Start

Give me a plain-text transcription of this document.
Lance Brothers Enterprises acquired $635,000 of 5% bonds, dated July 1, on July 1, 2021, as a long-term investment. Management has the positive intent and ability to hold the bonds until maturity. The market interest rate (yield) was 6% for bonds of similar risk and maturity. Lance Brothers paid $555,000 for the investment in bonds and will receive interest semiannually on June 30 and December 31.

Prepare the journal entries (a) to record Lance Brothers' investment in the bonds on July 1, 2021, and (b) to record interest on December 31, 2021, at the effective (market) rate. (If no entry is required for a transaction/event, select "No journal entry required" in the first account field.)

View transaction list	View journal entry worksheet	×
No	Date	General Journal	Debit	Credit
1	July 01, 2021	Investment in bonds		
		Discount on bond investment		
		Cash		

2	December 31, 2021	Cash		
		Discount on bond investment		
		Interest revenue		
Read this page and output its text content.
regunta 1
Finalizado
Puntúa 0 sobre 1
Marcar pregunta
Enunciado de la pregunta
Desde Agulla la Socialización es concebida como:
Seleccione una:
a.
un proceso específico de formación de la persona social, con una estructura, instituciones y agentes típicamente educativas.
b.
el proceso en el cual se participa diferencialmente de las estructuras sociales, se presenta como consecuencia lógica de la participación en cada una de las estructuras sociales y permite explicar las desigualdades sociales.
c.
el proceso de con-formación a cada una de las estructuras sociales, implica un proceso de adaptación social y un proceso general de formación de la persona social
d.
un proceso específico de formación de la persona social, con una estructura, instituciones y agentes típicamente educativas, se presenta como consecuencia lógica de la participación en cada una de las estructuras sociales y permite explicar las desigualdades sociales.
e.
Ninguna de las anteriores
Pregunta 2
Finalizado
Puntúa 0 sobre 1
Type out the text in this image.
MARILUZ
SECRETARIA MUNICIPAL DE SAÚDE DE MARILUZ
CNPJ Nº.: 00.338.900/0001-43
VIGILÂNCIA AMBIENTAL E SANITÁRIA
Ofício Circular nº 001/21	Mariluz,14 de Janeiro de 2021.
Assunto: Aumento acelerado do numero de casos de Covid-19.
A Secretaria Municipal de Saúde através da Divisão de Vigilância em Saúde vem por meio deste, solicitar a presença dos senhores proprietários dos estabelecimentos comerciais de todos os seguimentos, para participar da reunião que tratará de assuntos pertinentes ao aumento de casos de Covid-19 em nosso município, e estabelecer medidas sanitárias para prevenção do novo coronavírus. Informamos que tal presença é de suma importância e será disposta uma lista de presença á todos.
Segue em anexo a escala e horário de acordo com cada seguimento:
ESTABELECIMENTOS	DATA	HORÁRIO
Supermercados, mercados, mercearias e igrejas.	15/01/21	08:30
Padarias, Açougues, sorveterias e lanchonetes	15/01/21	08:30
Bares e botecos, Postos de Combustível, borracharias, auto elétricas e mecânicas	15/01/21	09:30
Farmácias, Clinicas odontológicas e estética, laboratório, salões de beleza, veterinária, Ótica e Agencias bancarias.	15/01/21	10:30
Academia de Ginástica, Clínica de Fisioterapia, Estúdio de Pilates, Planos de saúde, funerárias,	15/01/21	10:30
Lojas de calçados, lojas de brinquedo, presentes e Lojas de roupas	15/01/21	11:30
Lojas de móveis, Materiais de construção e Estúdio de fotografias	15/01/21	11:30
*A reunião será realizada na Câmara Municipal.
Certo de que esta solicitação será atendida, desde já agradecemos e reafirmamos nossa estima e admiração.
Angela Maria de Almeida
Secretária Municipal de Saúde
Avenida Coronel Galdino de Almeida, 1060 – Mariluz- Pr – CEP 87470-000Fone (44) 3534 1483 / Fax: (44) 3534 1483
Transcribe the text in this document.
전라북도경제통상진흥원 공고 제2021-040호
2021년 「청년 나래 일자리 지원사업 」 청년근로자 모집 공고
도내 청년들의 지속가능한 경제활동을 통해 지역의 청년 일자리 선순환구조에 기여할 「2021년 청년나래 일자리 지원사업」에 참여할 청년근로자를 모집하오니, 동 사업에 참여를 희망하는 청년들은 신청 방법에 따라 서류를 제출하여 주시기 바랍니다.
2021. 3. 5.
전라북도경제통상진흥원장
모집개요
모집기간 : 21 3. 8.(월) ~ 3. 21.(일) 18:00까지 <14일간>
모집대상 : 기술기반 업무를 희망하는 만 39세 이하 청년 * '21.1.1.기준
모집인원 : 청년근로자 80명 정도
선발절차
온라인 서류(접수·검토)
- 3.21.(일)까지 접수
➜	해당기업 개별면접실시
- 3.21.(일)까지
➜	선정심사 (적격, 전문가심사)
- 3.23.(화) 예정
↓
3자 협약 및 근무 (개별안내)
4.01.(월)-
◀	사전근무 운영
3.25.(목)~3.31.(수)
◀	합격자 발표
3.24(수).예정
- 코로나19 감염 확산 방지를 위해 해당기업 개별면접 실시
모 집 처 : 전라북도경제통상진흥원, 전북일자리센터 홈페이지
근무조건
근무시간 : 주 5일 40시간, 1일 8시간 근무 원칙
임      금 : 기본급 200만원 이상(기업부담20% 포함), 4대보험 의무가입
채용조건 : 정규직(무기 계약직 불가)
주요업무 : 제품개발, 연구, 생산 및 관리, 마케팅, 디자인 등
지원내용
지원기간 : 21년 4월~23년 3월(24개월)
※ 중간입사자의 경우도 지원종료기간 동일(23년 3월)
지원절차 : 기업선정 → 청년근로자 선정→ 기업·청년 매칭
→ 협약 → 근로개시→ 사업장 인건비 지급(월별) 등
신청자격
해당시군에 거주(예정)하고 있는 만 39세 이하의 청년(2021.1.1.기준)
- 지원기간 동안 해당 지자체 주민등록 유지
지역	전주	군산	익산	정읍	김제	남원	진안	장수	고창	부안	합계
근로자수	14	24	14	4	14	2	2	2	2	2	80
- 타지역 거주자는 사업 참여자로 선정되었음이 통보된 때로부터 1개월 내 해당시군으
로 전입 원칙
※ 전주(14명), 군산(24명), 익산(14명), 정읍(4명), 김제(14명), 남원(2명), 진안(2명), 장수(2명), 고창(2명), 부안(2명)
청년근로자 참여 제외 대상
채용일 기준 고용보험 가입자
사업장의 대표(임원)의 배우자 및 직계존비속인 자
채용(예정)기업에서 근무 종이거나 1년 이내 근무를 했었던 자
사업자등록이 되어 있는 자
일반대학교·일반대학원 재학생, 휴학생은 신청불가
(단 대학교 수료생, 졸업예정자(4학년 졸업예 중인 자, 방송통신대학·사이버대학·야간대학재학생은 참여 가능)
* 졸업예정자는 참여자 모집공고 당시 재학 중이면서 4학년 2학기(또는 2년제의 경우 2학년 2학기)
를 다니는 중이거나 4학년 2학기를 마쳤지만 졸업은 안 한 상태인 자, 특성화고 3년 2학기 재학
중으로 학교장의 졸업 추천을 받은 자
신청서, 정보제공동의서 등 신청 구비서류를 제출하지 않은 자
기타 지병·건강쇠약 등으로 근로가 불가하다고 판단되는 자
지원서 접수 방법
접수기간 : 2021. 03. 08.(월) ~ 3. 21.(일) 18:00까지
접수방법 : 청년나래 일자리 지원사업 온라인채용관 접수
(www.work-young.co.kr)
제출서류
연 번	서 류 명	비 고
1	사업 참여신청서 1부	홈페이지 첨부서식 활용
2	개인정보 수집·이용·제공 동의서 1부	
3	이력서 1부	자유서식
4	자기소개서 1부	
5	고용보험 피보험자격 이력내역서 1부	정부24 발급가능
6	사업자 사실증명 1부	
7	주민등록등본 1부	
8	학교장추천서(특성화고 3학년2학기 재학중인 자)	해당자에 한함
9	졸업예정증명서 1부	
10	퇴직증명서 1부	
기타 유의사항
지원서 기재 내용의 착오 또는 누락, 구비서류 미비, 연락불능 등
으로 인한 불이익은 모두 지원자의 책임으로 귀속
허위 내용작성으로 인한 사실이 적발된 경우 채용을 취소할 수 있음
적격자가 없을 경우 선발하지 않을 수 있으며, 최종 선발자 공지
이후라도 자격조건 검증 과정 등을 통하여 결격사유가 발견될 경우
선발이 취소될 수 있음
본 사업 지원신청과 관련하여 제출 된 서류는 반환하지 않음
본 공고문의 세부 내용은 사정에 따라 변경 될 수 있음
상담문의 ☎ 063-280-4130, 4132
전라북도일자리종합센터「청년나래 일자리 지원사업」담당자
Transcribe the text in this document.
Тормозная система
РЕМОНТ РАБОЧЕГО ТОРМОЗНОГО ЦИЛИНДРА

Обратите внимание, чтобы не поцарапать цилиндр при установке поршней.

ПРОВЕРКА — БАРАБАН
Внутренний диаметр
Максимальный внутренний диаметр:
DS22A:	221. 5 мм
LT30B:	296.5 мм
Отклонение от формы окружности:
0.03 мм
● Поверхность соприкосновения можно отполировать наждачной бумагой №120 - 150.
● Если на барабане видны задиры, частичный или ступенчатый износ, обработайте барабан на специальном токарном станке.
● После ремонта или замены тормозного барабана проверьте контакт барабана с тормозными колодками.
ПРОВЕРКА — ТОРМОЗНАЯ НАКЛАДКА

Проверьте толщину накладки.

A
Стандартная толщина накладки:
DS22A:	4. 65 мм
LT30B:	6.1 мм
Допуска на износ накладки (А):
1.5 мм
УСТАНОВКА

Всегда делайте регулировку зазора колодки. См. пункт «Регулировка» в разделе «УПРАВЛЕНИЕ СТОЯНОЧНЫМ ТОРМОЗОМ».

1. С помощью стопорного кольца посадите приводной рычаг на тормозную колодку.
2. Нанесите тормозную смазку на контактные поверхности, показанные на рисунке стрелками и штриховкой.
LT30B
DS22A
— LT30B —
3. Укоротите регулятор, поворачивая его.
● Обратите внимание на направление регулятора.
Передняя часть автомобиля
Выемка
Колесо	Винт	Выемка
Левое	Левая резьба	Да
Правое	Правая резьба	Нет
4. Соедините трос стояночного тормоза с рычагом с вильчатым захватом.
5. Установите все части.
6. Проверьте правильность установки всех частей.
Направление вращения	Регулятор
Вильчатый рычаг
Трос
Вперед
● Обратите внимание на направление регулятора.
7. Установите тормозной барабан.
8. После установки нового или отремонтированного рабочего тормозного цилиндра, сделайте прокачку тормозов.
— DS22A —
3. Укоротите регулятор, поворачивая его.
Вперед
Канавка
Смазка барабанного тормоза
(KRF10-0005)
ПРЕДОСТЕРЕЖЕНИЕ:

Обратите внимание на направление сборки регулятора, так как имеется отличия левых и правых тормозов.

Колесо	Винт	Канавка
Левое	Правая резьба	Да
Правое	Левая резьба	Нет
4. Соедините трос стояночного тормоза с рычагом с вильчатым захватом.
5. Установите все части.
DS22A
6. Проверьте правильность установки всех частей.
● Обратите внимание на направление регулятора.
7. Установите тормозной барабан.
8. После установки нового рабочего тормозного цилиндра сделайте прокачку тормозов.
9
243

End

[Short task]
Where does the word "희망하는" appear in the listing? List each line that holds it.

[The result]
도내 청년들의 지속가능한 경제활동을 통해 지역의 청년 일자리 선순환구조에 기여할 「2021년 청년나래 일자리 지원사업」에 참여할 청년근로자를 모집하오니, 동 사업에 참여를 희망하는 청년들은 신청 방법에 따라 서류를 제출하여 주시기 바랍니다.
모집대상 : 기술기반 업무를 희망하는 만 39세 이하 청년 * '21.1.1.기준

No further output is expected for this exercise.